**GIVEN EXERCISE**
Repeat the whole listing below, word for word.

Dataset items
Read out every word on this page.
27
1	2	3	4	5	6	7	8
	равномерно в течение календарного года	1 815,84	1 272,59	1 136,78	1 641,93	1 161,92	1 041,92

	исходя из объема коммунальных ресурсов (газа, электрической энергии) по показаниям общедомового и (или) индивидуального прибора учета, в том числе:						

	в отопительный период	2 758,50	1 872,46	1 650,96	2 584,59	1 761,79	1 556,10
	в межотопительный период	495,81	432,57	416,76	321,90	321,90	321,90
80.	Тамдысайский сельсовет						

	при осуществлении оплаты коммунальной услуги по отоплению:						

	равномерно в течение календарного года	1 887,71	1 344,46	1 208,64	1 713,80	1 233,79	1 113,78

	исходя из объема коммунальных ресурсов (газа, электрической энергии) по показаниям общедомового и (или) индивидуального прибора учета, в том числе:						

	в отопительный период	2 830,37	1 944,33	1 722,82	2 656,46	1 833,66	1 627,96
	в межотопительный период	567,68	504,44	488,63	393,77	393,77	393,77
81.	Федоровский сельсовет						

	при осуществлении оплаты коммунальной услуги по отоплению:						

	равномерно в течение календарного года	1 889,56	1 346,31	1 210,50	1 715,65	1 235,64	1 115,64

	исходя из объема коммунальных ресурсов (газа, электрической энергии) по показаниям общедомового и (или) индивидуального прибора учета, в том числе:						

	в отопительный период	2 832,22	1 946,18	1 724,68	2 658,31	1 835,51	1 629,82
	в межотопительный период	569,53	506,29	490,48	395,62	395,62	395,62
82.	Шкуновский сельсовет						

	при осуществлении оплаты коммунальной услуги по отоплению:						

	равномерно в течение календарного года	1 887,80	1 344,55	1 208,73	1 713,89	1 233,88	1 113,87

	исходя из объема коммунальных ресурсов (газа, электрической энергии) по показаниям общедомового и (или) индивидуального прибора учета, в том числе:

**RESPONSE BELOW**
Read out every word on this page.
27
1	2	3	4	5	6	7	8
	равномерно в течение календарного года	1 815,84	1 272,59	1 136,78	1 641,93	1 161,92	1 041,92

	исходя из объема коммунальных ресурсов (газа, электрической энергии) по показаниям общедомового и (или) индивидуального прибора учета, в том числе:						

	в отопительный период	2 758,50	1 872,46	1 650,96	2 584,59	1 761,79	1 556,10
	в межотопительный период	495,81	432,57	416,76	321,90	321,90	321,90
80.	Тамдысайский сельсовет						

	при осуществлении оплаты коммунальной услуги по отоплению:						

	равномерно в течение календарного года	1 887,71	1 344,46	1 208,64	1 713,80	1 233,79	1 113,78

	исходя из объема коммунальных ресурсов (газа, электрической энергии) по показаниям общедомового и (или) индивидуального прибора учета, в том числе:						

	в отопительный период	2 830,37	1 944,33	1 722,82	2 656,46	1 833,66	1 627,96
	в межотопительный период	567,68	504,44	488,63	393,77	393,77	393,77
81.	Федоровский сельсовет						

	при осуществлении оплаты коммунальной услуги по отоплению:						

	равномерно в течение календарного года	1 889,56	1 346,31	1 210,50	1 715,65	1 235,64	1 115,64

	исходя из объема коммунальных ресурсов (газа, электрической энергии) по показаниям общедомового и (или) индивидуального прибора учета, в том числе:						

	в отопительный период	2 832,22	1 946,18	1 724,68	2 658,31	1 835,51	1 629,82
	в межотопительный период	569,53	506,29	490,48	395,62	395,62	395,62
82.	Шкуновский сельсовет						

	при осуществлении оплаты коммунальной услуги по отоплению:						

	равномерно в течение календарного года	1 887,80	1 344,55	1 208,73	1 713,89	1 233,88	1 113,87

	исходя из объема коммунальных ресурсов (газа, электрической энергии) по показаниям общедомового и (или) индивидуального прибора учета, в том числе:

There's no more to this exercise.